──────── Excerpted records

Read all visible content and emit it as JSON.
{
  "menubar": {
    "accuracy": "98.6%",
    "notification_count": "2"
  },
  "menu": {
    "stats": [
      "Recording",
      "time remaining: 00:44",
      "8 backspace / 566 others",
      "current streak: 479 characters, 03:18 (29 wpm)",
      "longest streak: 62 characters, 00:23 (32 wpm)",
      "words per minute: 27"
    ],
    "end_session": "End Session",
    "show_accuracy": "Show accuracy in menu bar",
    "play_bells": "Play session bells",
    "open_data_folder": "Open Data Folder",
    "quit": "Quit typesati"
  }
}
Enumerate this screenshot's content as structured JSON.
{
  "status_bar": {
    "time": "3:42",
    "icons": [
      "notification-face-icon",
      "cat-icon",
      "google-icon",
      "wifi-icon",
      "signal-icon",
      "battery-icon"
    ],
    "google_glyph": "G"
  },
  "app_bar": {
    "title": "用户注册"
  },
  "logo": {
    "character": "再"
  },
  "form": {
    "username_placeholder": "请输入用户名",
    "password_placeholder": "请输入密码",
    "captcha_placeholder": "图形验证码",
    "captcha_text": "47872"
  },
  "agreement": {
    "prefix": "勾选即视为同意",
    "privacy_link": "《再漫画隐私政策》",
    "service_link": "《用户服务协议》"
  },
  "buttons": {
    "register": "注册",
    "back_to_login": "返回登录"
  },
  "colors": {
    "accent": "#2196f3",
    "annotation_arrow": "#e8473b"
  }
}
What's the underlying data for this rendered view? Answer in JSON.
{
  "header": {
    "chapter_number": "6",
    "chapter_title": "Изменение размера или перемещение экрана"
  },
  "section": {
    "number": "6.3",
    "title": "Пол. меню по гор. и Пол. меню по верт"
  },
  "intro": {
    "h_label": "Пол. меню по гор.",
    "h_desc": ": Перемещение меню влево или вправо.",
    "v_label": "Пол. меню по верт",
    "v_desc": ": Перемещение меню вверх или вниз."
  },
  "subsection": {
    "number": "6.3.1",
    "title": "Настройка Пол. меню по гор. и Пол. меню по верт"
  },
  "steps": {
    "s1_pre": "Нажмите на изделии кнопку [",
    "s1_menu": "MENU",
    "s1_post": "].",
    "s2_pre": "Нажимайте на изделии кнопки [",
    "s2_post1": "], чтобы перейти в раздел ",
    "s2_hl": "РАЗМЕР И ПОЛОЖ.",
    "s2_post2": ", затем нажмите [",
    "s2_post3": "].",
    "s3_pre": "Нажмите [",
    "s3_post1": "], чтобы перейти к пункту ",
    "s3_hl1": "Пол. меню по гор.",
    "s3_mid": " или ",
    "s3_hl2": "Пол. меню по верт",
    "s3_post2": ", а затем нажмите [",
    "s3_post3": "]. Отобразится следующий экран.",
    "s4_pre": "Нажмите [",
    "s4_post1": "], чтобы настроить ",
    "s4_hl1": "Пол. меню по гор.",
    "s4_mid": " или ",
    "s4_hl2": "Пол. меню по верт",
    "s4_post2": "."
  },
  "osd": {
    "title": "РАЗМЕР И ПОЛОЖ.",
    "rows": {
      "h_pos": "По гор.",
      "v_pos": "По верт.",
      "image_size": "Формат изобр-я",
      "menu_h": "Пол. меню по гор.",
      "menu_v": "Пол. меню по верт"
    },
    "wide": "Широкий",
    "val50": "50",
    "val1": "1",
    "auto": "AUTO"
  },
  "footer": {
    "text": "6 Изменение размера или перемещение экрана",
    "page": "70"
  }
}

────────────────

To do
List the lines of the records where "content" occurs.

Expected answer
Read all visible content and emit it as JSON.
Enumerate this screenshot's content as structured JSON.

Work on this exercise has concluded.